What is needed »
Scan the material that follows. Copy every line containing the word "Komponentti".

Source material »
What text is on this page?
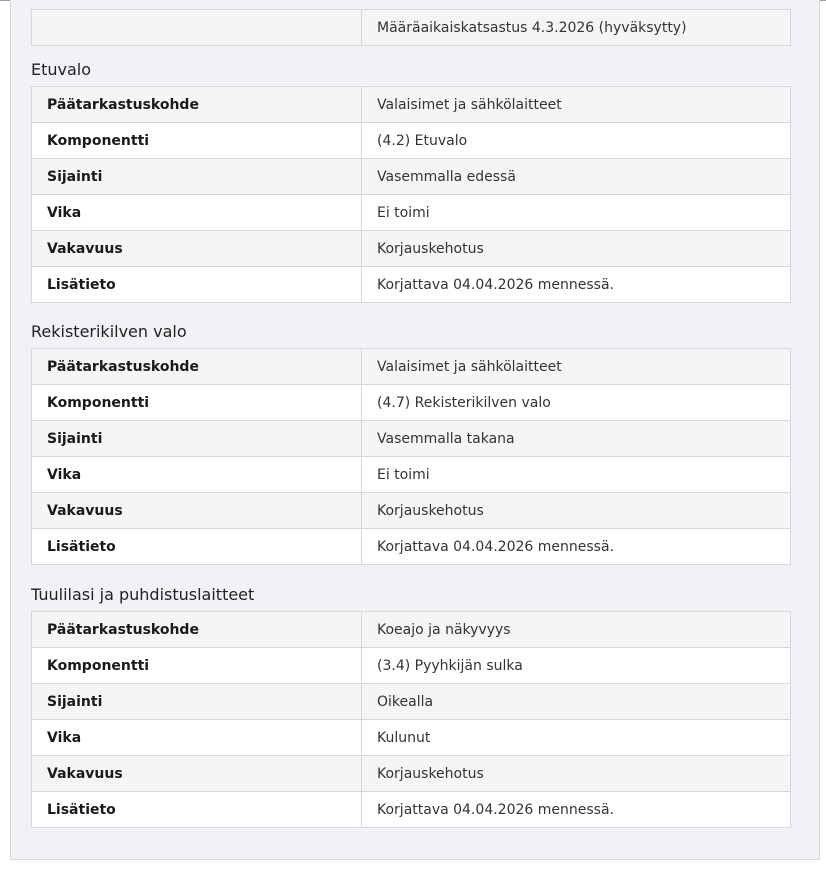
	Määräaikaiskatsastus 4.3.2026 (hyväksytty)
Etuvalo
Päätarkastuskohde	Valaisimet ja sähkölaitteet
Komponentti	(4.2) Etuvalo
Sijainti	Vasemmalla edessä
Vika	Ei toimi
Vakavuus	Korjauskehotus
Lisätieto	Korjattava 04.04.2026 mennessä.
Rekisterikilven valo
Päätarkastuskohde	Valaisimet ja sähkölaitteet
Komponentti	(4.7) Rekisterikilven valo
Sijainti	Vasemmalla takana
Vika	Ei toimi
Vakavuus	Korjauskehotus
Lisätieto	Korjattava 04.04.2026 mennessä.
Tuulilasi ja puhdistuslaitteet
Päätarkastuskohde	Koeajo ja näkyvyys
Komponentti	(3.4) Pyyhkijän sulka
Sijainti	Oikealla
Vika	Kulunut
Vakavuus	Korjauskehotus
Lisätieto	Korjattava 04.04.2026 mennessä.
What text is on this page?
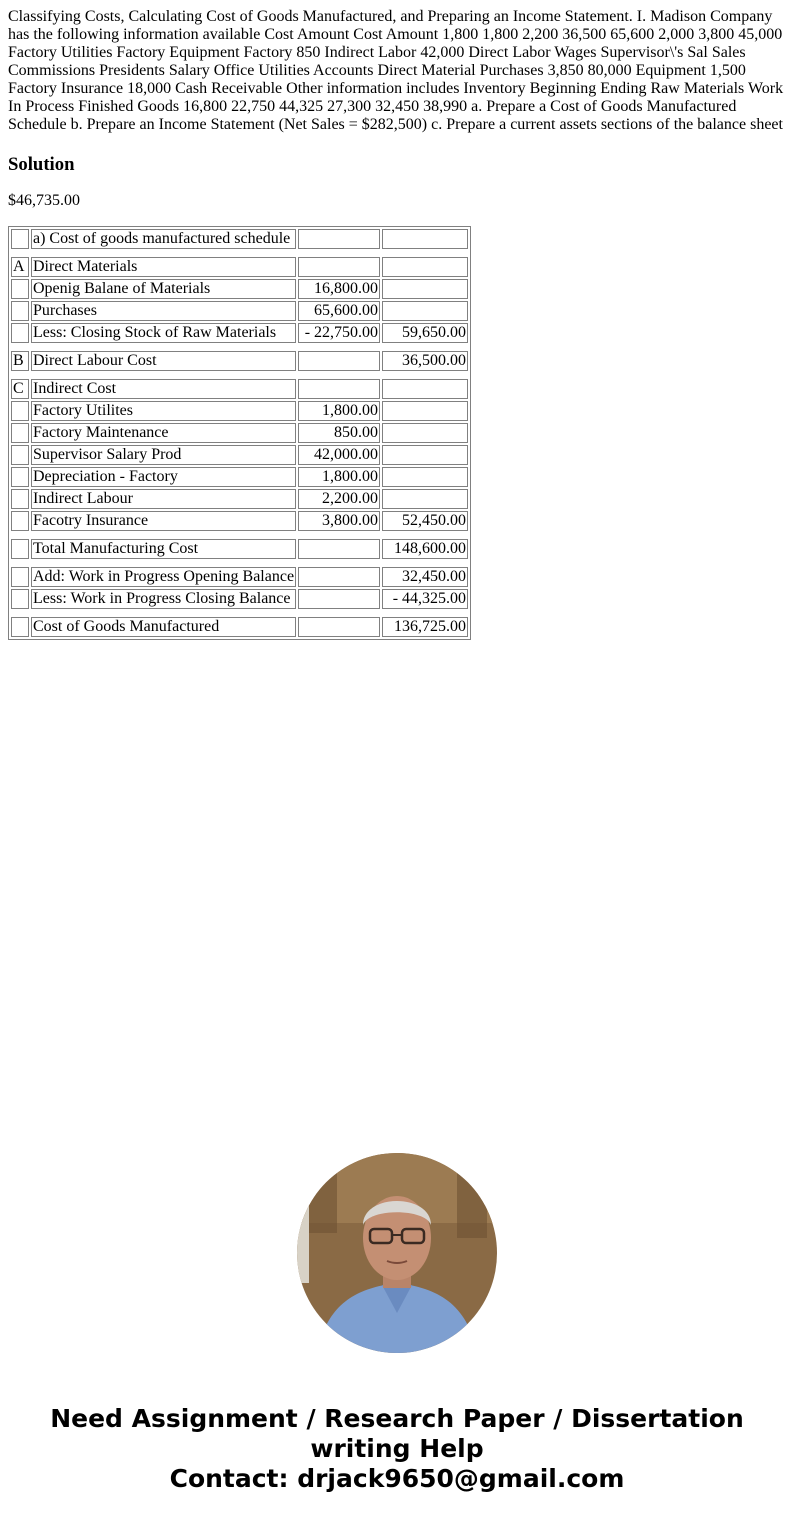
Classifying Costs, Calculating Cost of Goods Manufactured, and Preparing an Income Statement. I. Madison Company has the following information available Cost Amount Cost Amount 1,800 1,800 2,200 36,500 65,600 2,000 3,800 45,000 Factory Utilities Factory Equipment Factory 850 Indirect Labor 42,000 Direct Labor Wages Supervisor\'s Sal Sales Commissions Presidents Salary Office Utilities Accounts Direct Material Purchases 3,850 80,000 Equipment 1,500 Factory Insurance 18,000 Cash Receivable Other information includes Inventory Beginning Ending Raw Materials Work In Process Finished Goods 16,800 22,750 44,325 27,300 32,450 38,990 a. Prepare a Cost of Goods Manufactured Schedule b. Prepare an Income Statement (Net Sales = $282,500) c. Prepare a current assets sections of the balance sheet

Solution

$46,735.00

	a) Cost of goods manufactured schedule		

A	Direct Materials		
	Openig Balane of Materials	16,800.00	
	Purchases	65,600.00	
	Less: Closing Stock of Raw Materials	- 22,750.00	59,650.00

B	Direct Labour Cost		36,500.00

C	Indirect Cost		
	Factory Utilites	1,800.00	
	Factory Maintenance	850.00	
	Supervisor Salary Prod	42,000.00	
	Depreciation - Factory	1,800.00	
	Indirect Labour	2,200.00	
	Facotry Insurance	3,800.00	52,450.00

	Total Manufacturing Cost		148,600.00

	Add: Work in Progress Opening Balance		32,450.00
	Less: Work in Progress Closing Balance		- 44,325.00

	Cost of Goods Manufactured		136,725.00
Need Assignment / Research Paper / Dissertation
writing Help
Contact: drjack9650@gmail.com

Answer below »
Komponentti	(4.2) Etuvalo
Komponentti	(4.7) Rekisterikilven valo
Komponentti	(3.4) Pyyhkijän sulka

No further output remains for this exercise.